TO DO
Give the number of lines containing the word "biurowego" and nothing more.

** Begin **

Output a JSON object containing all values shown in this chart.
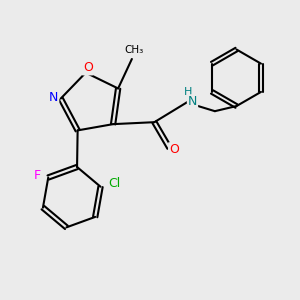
{
  "bg_color": "#ebebeb",
  "bond_color": "#000000",
  "bond_width": 1.5,
  "atom_colors": {
    "O": "#ff0000",
    "N": "#0000ff",
    "NH": "#008080",
    "H": "#008080",
    "F": "#ff00ff",
    "Cl": "#00aa00"
  },
  "font_size": 9
}
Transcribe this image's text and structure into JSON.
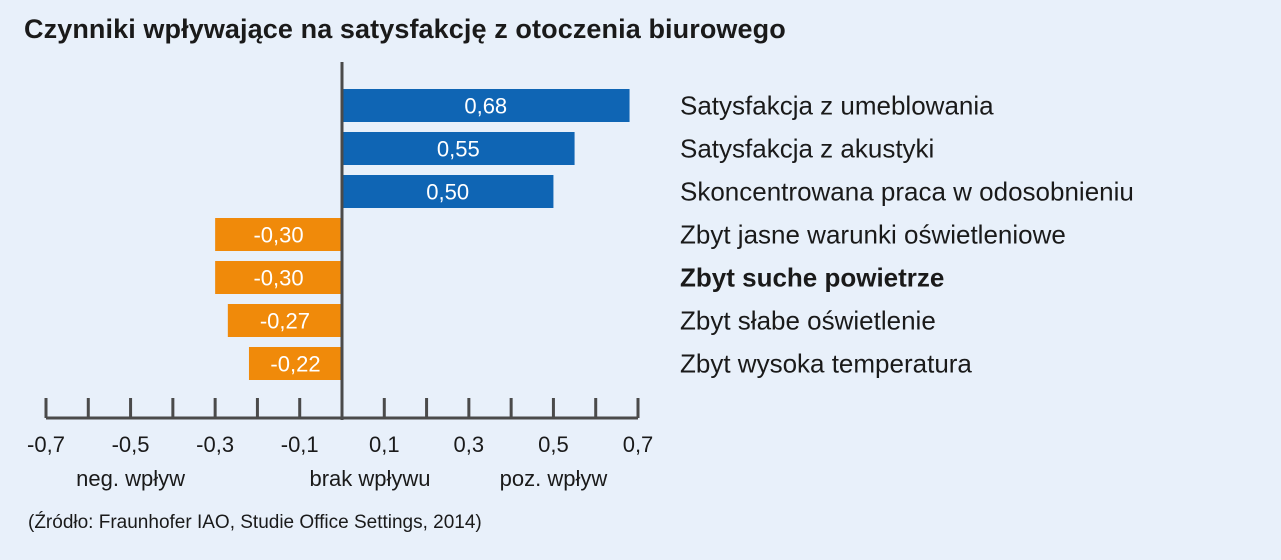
{
  "title": "Czynniki wpływające na satysfakcję z otoczenia biurowego",
  "source": "(Źródło: Fraunhofer IAO, Studie Office Settings, 2014)",
  "colors": {
    "positive": "#0f65b4",
    "negative": "#f08a0a",
    "axis": "#4a4a4a",
    "background": "#e8f0fa"
  },
  "chart_data": {
    "type": "bar",
    "orientation": "horizontal",
    "title": "Czynniki wpływające na satysfakcję z otoczenia biurowego",
    "categories": [
      "Satysfakcja z umeblowania",
      "Satysfakcja z akustyki",
      "Skoncentrowana praca w odosobnieniu",
      "Zbyt jasne warunki oświetleniowe",
      "Zbyt suche powietrze",
      "Zbyt słabe oświetlenie",
      "Zbyt wysoka temperatura"
    ],
    "values": [
      0.68,
      0.55,
      0.5,
      -0.3,
      -0.3,
      -0.27,
      -0.22
    ],
    "data_labels": [
      "0,68",
      "0,55",
      "0,50",
      "-0,30",
      "-0,30",
      "-0,27",
      "-0,22"
    ],
    "bold_categories": [
      "Zbyt suche powietrze"
    ],
    "xlim": [
      -0.7,
      0.7
    ],
    "tick_values": [
      -0.7,
      -0.6,
      -0.5,
      -0.4,
      -0.3,
      -0.2,
      -0.1,
      0.1,
      0.2,
      0.3,
      0.4,
      0.5,
      0.6,
      0.7
    ],
    "tick_labels": [
      {
        "value": -0.7,
        "label": "-0,7"
      },
      {
        "value": -0.5,
        "label": "-0,5"
      },
      {
        "value": -0.3,
        "label": "-0,3"
      },
      {
        "value": -0.1,
        "label": "-0,1"
      },
      {
        "value": 0.1,
        "label": "0,1"
      },
      {
        "value": 0.3,
        "label": "0,3"
      },
      {
        "value": 0.5,
        "label": "0,5"
      },
      {
        "value": 0.7,
        "label": "0,7"
      }
    ],
    "region_labels": [
      {
        "value": -0.5,
        "label": "neg. wpływ"
      },
      {
        "value": 0.0,
        "label": "brak wpływu"
      },
      {
        "value": 0.5,
        "label": "poz. wpływ"
      }
    ],
    "grid": false
  }
}
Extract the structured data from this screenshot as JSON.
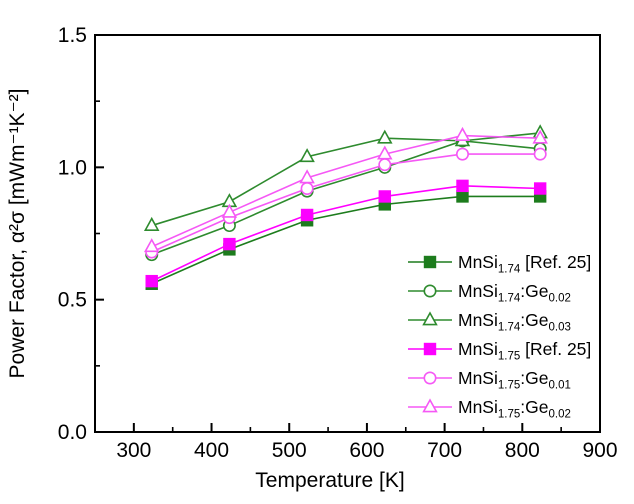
{
  "chart_data": {
    "type": "line",
    "title": "",
    "xlabel": "Temperature [K]",
    "ylabel": "Power Factor, α²σ [mWm⁻¹K⁻²]",
    "xlim": [
      250,
      900
    ],
    "ylim": [
      0,
      1.5
    ],
    "x_major_ticks": [
      300,
      400,
      500,
      600,
      700,
      800,
      900
    ],
    "x_tick_labels": [
      "300",
      "400",
      "500",
      "600",
      "700",
      "800",
      "900"
    ],
    "x_minor_step": 50,
    "y_major_ticks": [
      0.0,
      0.5,
      1.0,
      1.5
    ],
    "y_tick_labels": [
      "0.0",
      "0.5",
      "1.0",
      "1.5"
    ],
    "y_minor_step": 0.25,
    "grid": false,
    "legend_position": "lower-right-inside",
    "x": [
      323,
      423,
      523,
      623,
      723,
      823
    ],
    "series": [
      {
        "name": "MnSi1.74 [Ref. 25]",
        "label_parts": [
          {
            "t": "MnSi"
          },
          {
            "t": "1.74",
            "sub": true
          },
          {
            "t": " [Ref. 25]"
          }
        ],
        "marker": "square-filled",
        "color": "#1d7c1d",
        "fill": "#1d7c1d",
        "values": [
          0.56,
          0.69,
          0.8,
          0.86,
          0.89,
          0.89
        ]
      },
      {
        "name": "MnSi1.74:Ge0.02",
        "label_parts": [
          {
            "t": "MnSi"
          },
          {
            "t": "1.74",
            "sub": true
          },
          {
            "t": ":Ge"
          },
          {
            "t": "0.02",
            "sub": true
          }
        ],
        "marker": "circle-open",
        "color": "#2e8b2e",
        "fill": "#ffffff",
        "values": [
          0.67,
          0.78,
          0.91,
          1.0,
          1.1,
          1.07
        ]
      },
      {
        "name": "MnSi1.74:Ge0.03",
        "label_parts": [
          {
            "t": "MnSi"
          },
          {
            "t": "1.74",
            "sub": true
          },
          {
            "t": ":Ge"
          },
          {
            "t": "0.03",
            "sub": true
          }
        ],
        "marker": "triangle-open",
        "color": "#2e8b2e",
        "fill": "#ffffff",
        "values": [
          0.78,
          0.87,
          1.04,
          1.11,
          1.1,
          1.13
        ]
      },
      {
        "name": "MnSi1.75 [Ref. 25]",
        "label_parts": [
          {
            "t": "MnSi"
          },
          {
            "t": "1.75",
            "sub": true
          },
          {
            "t": " [Ref. 25]"
          }
        ],
        "marker": "square-filled",
        "color": "#ff00ff",
        "fill": "#f b00ff",
        "values": [
          0.57,
          0.71,
          0.82,
          0.89,
          0.93,
          0.92
        ]
      },
      {
        "name": "MnSi1.75:Ge0.01",
        "label_parts": [
          {
            "t": "MnSi"
          },
          {
            "t": "1.75",
            "sub": true
          },
          {
            "t": ":Ge"
          },
          {
            "t": "0.01",
            "sub": true
          }
        ],
        "marker": "circle-open",
        "color": "#f558f5",
        "fill": "#ffffff",
        "values": [
          0.68,
          0.81,
          0.92,
          1.01,
          1.05,
          1.05
        ]
      },
      {
        "name": "MnSi1.75:Ge0.02",
        "label_parts": [
          {
            "t": "MnSi"
          },
          {
            "t": "1.75",
            "sub": true
          },
          {
            "t": ":Ge"
          },
          {
            "t": "0.02",
            "sub": true
          }
        ],
        "marker": "triangle-open",
        "color": "#f558f5",
        "fill": "#ffffff",
        "values": [
          0.7,
          0.83,
          0.96,
          1.05,
          1.12,
          1.11
        ]
      }
    ]
  }
}
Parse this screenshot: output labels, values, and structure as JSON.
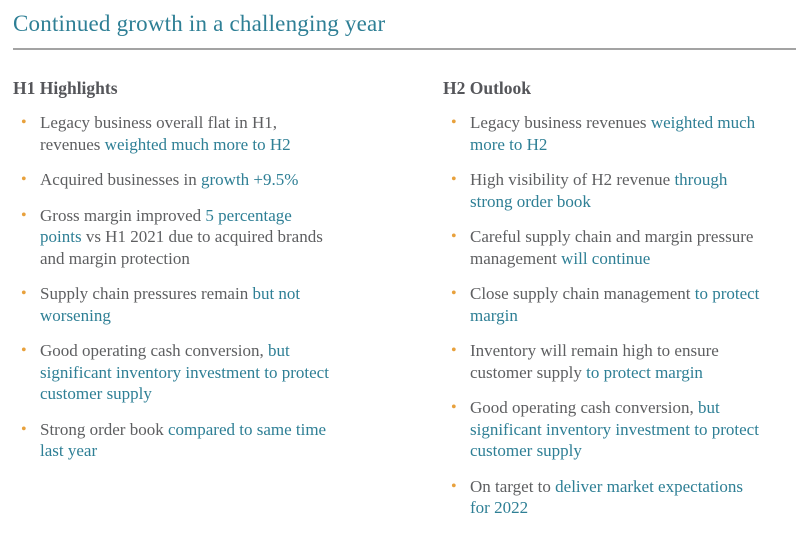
{
  "slide": {
    "title": "Continued growth in a challenging year"
  },
  "colors": {
    "accent_teal": "#2e7f95",
    "body_gray": "#5e5f61",
    "heading_gray": "#55565a",
    "bullet_orange": "#e8a13c",
    "divider_gray": "#a3a3a3",
    "background": "#ffffff"
  },
  "bullet": {
    "glyph": "•"
  },
  "columns": [
    {
      "heading": "H1 Highlights",
      "bullets": [
        {
          "segments": [
            {
              "text": "Legacy business overall flat in H1, revenues ",
              "highlight": false
            },
            {
              "text": "weighted much more to H2",
              "highlight": true
            }
          ]
        },
        {
          "segments": [
            {
              "text": "Acquired businesses in ",
              "highlight": false
            },
            {
              "text": "growth +9.5%",
              "highlight": true
            }
          ]
        },
        {
          "segments": [
            {
              "text": "Gross margin improved ",
              "highlight": false
            },
            {
              "text": "5 percentage points",
              "highlight": true
            },
            {
              "text": " vs H1 2021 due to acquired brands and margin protection",
              "highlight": false
            }
          ]
        },
        {
          "segments": [
            {
              "text": "Supply chain pressures remain ",
              "highlight": false
            },
            {
              "text": "but not worsening",
              "highlight": true
            }
          ]
        },
        {
          "segments": [
            {
              "text": "Good operating cash conversion, ",
              "highlight": false
            },
            {
              "text": "but significant inventory investment to protect customer supply",
              "highlight": true
            }
          ]
        },
        {
          "segments": [
            {
              "text": "Strong order book ",
              "highlight": false
            },
            {
              "text": "compared to same time last year",
              "highlight": true
            }
          ]
        }
      ]
    },
    {
      "heading": "H2 Outlook",
      "bullets": [
        {
          "segments": [
            {
              "text": "Legacy business revenues ",
              "highlight": false
            },
            {
              "text": "weighted much more to H2",
              "highlight": true
            }
          ]
        },
        {
          "segments": [
            {
              "text": "High visibility of H2 revenue ",
              "highlight": false
            },
            {
              "text": "through strong order book",
              "highlight": true
            }
          ]
        },
        {
          "segments": [
            {
              "text": "Careful supply chain and margin pressure management ",
              "highlight": false
            },
            {
              "text": "will continue",
              "highlight": true
            }
          ]
        },
        {
          "segments": [
            {
              "text": "Close supply chain management ",
              "highlight": false
            },
            {
              "text": "to protect margin",
              "highlight": true
            }
          ]
        },
        {
          "segments": [
            {
              "text": "Inventory will remain high to ensure customer supply ",
              "highlight": false
            },
            {
              "text": "to protect margin",
              "highlight": true
            }
          ]
        },
        {
          "segments": [
            {
              "text": "Good operating cash conversion, ",
              "highlight": false
            },
            {
              "text": "but significant inventory investment to protect customer supply",
              "highlight": true
            }
          ]
        },
        {
          "segments": [
            {
              "text": "On target to ",
              "highlight": false
            },
            {
              "text": "deliver market expectations for 2022",
              "highlight": true
            }
          ]
        }
      ]
    }
  ]
}
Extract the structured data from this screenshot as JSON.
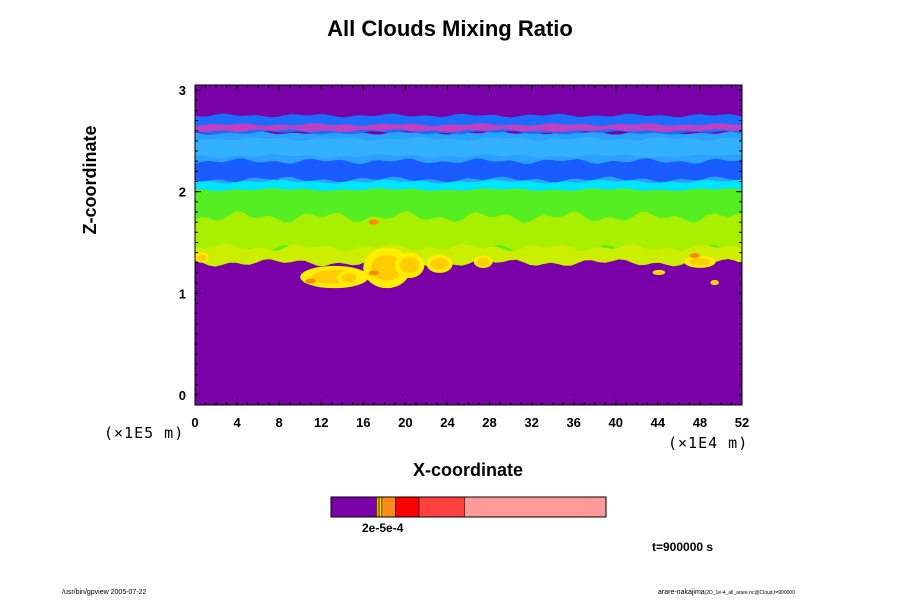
{
  "chart_data": {
    "type": "heatmap",
    "title": "All Clouds Mixing Ratio",
    "xlabel": "X-coordinate",
    "ylabel": "Z-coordinate",
    "x_unit_label": "(×1E4 m)",
    "z_unit_label": "(×1E5 m)",
    "x_ticks": [
      "0",
      "4",
      "8",
      "12",
      "16",
      "20",
      "24",
      "28",
      "32",
      "36",
      "40",
      "44",
      "48",
      "52"
    ],
    "y_ticks": [
      "0",
      "1",
      "2",
      "3"
    ],
    "xlim": [
      0,
      52
    ],
    "ylim": [
      -0.1,
      3.05
    ],
    "colorbar": {
      "label": "2e-5e-4",
      "segments": [
        {
          "color": "#7a00a8"
        },
        {
          "color": "#ffaa00"
        },
        {
          "color": "#ffdd00"
        },
        {
          "color": "#ff8c1a"
        },
        {
          "color": "#ff0000"
        },
        {
          "color": "#ff4040"
        },
        {
          "color": "#ff9a9a"
        }
      ]
    },
    "layers": [
      {
        "name": "upper-band",
        "z_range": [
          2.58,
          2.75
        ],
        "color": "#1a6dff"
      },
      {
        "name": "blue-band",
        "z_range": [
          2.1,
          2.58
        ],
        "color": "#2aa0ff"
      },
      {
        "name": "cyan-band",
        "z_range": [
          2.02,
          2.12
        ],
        "color": "#00e5ff"
      },
      {
        "name": "green-band",
        "z_range": [
          1.45,
          2.02
        ],
        "color": "#55ee22"
      },
      {
        "name": "yellow-cells",
        "z_range": [
          1.05,
          1.6
        ],
        "color": "#ffee00"
      }
    ]
  },
  "annotation": {
    "time": "t=900000 s"
  },
  "footer": {
    "left": "/usr/bin/gpview 2005-07-22",
    "right_main": "arare-nakajima",
    "right_small": "(2D_1e-4_all_arare.nc@Cloud,t=900000"
  }
}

** End **

ANSWER TO THIS TASK
2